- SHORT PROBLEM
Show every line in the entries below where the word "Allow" appears.

-- start of MATERIAL PROVIDED --

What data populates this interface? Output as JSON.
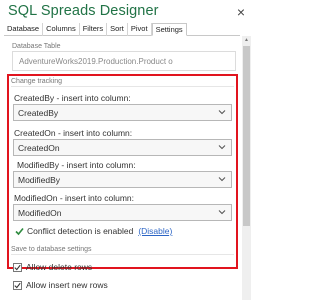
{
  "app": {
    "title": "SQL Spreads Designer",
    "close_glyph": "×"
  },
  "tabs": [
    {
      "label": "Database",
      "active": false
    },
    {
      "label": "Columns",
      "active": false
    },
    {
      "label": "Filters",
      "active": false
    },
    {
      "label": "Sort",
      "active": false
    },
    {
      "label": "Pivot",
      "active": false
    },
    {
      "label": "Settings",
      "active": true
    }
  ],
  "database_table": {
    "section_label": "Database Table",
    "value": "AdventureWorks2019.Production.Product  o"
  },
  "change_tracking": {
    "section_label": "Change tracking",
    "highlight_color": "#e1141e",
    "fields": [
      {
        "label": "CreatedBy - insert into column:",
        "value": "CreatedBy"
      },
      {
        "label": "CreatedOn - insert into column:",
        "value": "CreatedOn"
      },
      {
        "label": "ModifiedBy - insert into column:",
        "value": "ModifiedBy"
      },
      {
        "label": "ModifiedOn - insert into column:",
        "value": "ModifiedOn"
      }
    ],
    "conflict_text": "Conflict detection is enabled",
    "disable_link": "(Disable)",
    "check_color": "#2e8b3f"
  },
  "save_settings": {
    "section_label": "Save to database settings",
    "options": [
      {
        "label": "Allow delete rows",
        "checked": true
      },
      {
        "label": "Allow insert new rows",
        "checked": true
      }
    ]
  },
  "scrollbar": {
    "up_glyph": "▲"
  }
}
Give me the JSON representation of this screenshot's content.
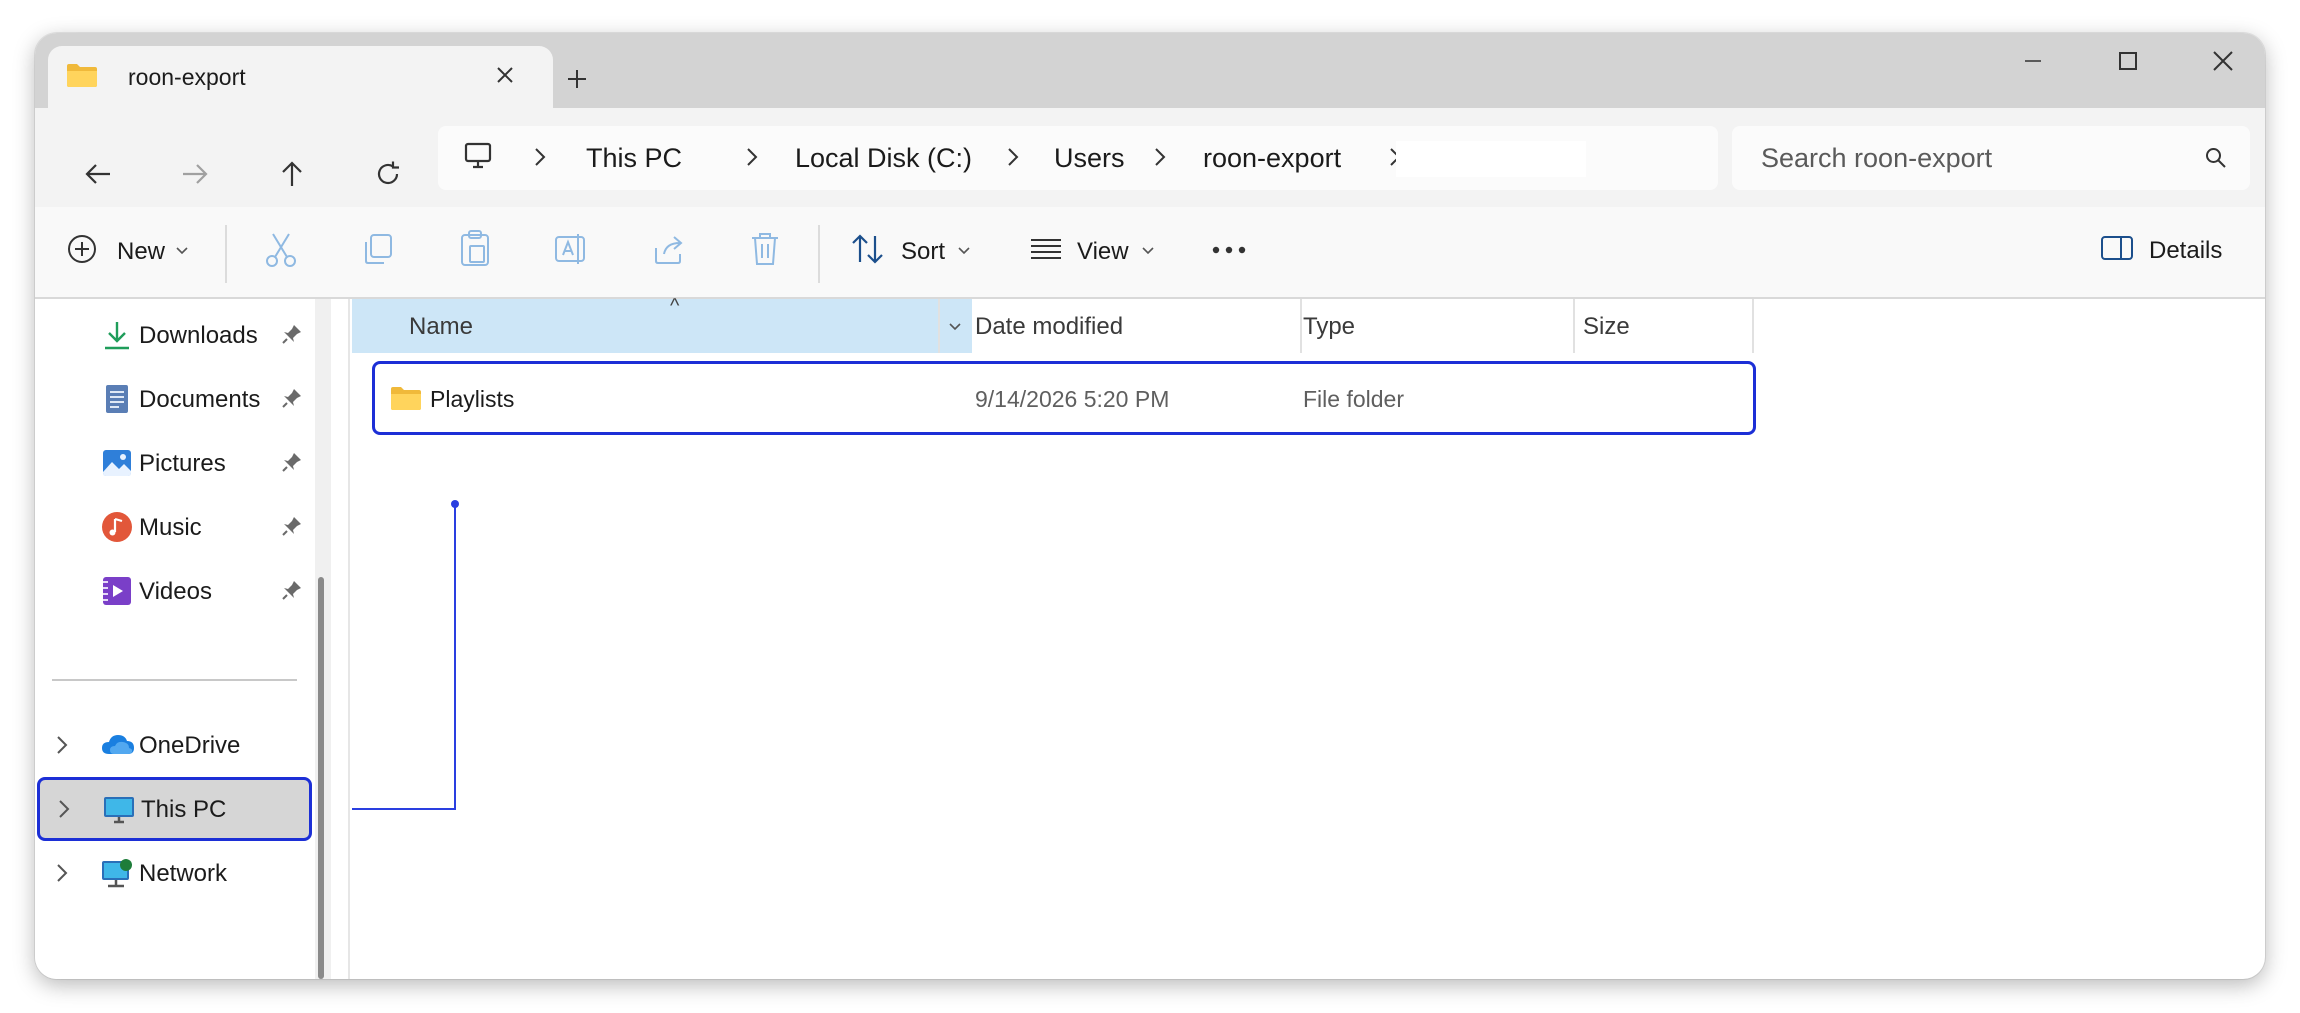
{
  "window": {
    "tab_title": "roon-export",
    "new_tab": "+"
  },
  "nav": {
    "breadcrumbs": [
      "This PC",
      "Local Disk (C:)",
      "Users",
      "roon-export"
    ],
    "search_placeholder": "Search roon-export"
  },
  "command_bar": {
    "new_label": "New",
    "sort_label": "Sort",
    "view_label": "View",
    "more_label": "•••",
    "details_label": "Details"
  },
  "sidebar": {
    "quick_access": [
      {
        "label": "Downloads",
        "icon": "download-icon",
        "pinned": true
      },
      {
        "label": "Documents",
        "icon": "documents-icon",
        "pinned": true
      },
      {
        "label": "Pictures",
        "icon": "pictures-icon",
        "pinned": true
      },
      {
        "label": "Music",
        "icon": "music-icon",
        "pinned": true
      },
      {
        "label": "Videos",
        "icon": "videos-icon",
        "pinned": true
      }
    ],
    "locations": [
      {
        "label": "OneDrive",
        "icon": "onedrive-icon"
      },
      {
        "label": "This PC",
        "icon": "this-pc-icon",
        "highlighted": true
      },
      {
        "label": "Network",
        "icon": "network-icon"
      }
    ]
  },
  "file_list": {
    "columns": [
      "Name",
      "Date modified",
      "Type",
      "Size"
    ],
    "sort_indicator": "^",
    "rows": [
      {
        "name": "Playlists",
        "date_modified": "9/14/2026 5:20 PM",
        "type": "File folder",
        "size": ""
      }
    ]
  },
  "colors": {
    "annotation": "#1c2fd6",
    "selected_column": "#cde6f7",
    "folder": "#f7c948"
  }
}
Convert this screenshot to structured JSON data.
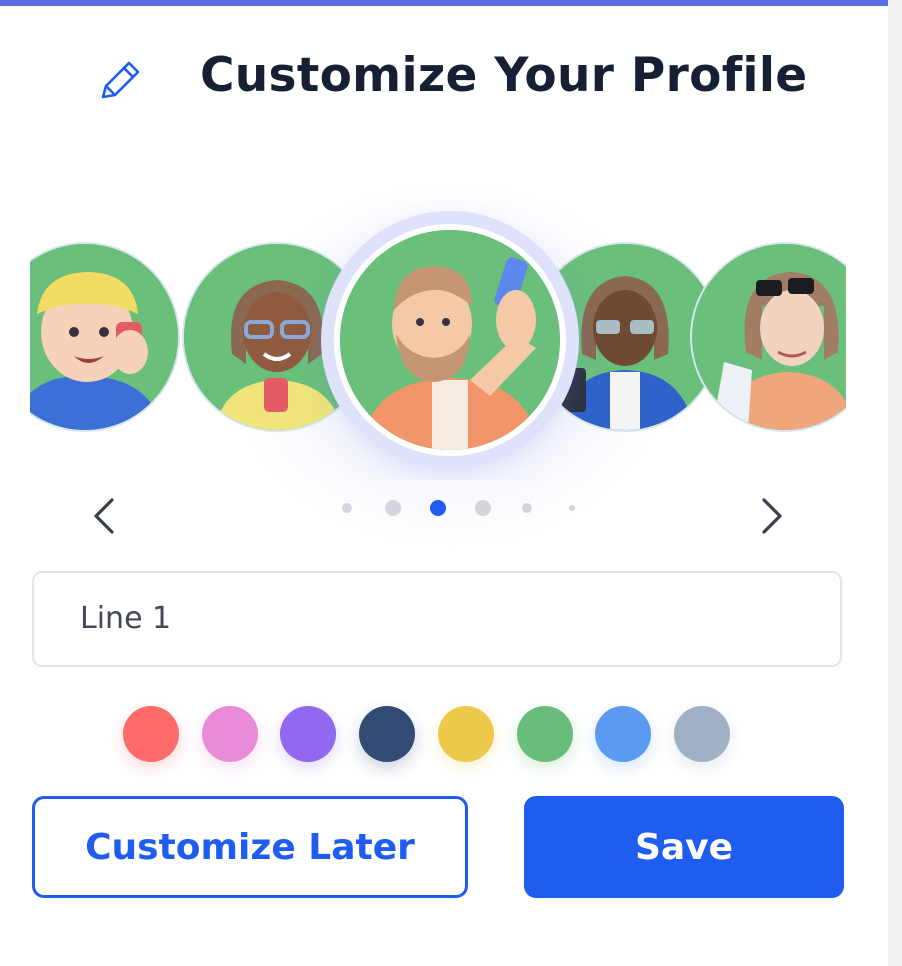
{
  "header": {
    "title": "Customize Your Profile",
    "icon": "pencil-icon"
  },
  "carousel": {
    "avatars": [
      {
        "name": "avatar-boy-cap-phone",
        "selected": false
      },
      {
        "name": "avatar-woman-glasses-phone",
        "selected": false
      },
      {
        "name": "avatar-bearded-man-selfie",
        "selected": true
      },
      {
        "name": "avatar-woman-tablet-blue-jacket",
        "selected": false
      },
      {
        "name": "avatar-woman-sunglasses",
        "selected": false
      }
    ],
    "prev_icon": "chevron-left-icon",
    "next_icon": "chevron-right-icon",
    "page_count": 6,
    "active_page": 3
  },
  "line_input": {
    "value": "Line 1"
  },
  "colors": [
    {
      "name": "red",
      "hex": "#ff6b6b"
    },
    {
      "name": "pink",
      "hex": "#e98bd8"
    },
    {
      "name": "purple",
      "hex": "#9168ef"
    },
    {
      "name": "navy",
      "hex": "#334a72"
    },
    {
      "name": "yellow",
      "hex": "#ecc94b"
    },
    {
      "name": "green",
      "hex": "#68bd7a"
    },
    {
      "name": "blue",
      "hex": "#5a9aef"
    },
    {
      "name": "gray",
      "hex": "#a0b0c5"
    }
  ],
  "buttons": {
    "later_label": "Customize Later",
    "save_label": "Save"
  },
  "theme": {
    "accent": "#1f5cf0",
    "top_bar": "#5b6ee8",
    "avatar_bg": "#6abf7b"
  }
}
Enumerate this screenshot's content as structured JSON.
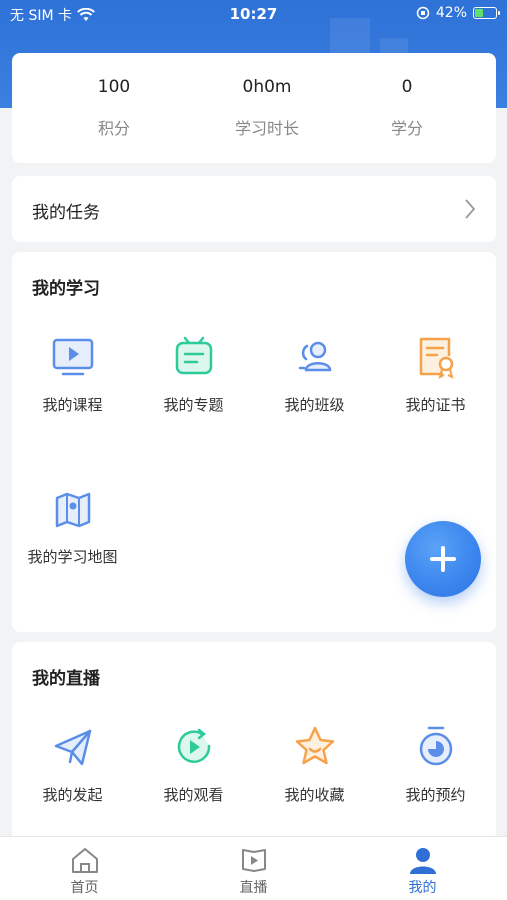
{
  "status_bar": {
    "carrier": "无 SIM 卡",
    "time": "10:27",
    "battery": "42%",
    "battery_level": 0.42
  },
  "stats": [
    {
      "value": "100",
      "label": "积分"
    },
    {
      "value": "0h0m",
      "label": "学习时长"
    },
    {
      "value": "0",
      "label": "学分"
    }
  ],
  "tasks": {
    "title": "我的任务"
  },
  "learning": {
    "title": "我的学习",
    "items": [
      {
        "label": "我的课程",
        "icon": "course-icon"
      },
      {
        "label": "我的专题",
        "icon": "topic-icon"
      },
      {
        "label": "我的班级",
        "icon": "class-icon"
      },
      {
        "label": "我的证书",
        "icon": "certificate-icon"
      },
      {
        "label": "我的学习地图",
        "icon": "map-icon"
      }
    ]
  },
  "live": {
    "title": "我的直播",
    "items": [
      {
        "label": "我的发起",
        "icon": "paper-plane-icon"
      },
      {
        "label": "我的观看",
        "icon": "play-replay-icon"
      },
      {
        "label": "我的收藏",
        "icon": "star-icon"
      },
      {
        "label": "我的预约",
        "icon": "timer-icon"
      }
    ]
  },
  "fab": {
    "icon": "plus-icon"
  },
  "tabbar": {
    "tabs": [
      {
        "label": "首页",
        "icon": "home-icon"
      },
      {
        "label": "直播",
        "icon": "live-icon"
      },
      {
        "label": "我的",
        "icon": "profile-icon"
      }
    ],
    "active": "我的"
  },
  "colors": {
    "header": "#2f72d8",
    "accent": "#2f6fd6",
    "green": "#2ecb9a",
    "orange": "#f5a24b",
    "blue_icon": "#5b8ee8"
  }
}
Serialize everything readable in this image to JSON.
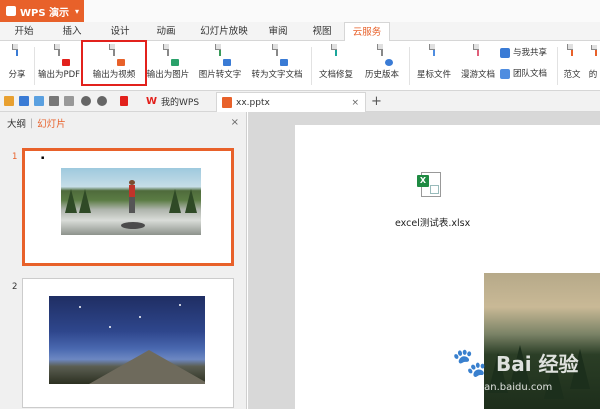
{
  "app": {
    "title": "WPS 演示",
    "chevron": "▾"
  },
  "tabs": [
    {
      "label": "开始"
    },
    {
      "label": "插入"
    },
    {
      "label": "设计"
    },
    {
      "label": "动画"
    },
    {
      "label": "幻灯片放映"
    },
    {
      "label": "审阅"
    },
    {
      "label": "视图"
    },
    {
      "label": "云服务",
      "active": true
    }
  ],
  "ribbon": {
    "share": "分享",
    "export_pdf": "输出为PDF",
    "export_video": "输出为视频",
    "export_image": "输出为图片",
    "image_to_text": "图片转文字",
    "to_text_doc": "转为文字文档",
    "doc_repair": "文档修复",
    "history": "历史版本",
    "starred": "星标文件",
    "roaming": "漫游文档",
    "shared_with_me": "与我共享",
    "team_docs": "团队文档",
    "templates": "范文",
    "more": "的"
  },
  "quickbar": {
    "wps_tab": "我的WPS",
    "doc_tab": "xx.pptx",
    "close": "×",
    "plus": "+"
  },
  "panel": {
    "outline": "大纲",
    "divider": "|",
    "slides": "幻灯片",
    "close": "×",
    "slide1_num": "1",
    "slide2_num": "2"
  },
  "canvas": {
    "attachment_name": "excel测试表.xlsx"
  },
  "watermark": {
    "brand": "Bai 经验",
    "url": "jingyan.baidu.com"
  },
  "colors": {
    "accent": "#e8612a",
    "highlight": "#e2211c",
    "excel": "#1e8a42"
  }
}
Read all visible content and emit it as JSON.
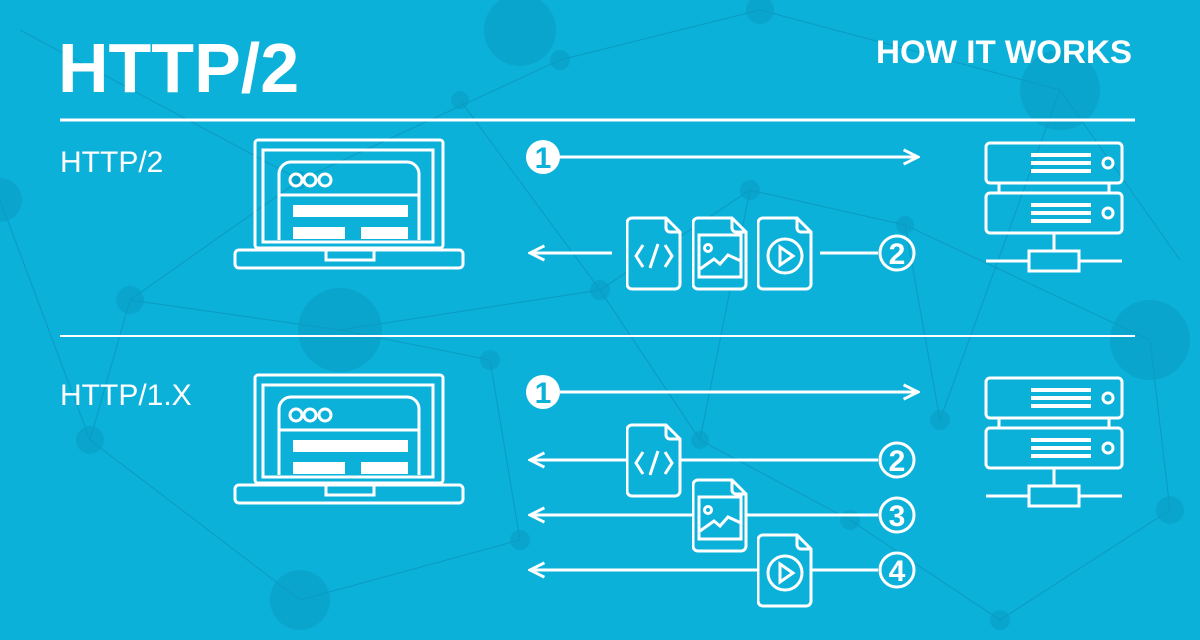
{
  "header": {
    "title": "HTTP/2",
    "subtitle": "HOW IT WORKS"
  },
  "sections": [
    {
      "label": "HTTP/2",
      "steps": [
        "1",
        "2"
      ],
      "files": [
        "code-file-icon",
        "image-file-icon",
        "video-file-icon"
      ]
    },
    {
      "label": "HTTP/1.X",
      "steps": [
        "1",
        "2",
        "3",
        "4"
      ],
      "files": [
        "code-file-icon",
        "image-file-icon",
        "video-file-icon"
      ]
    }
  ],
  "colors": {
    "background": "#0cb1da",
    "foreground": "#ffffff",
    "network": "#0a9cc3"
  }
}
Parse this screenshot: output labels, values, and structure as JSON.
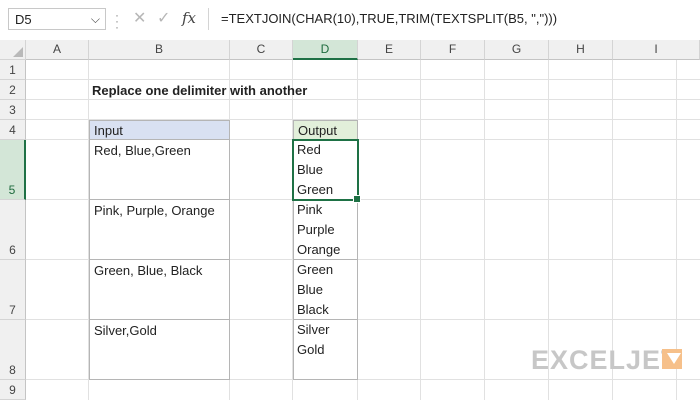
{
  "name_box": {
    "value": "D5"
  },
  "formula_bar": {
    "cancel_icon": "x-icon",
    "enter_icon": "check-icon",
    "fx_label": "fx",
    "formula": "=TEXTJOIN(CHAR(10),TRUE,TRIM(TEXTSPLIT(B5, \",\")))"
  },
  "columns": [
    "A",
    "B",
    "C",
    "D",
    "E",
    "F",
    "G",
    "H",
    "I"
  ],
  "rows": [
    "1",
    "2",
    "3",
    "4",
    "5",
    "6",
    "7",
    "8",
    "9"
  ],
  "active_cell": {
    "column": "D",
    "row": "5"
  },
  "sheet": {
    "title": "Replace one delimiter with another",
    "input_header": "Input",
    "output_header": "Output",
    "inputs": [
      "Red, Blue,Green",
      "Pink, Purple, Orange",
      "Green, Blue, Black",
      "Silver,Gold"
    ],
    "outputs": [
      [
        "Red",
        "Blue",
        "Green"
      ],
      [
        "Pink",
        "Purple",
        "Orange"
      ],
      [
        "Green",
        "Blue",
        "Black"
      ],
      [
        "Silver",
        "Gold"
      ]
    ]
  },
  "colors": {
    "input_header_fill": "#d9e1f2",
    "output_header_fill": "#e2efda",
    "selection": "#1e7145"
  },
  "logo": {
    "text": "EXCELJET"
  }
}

-- end of MATERIAL PROVIDED --

- EXERCISE RESULT
        "label": "Allow delete rows",
        "label": "Allow insert new rows",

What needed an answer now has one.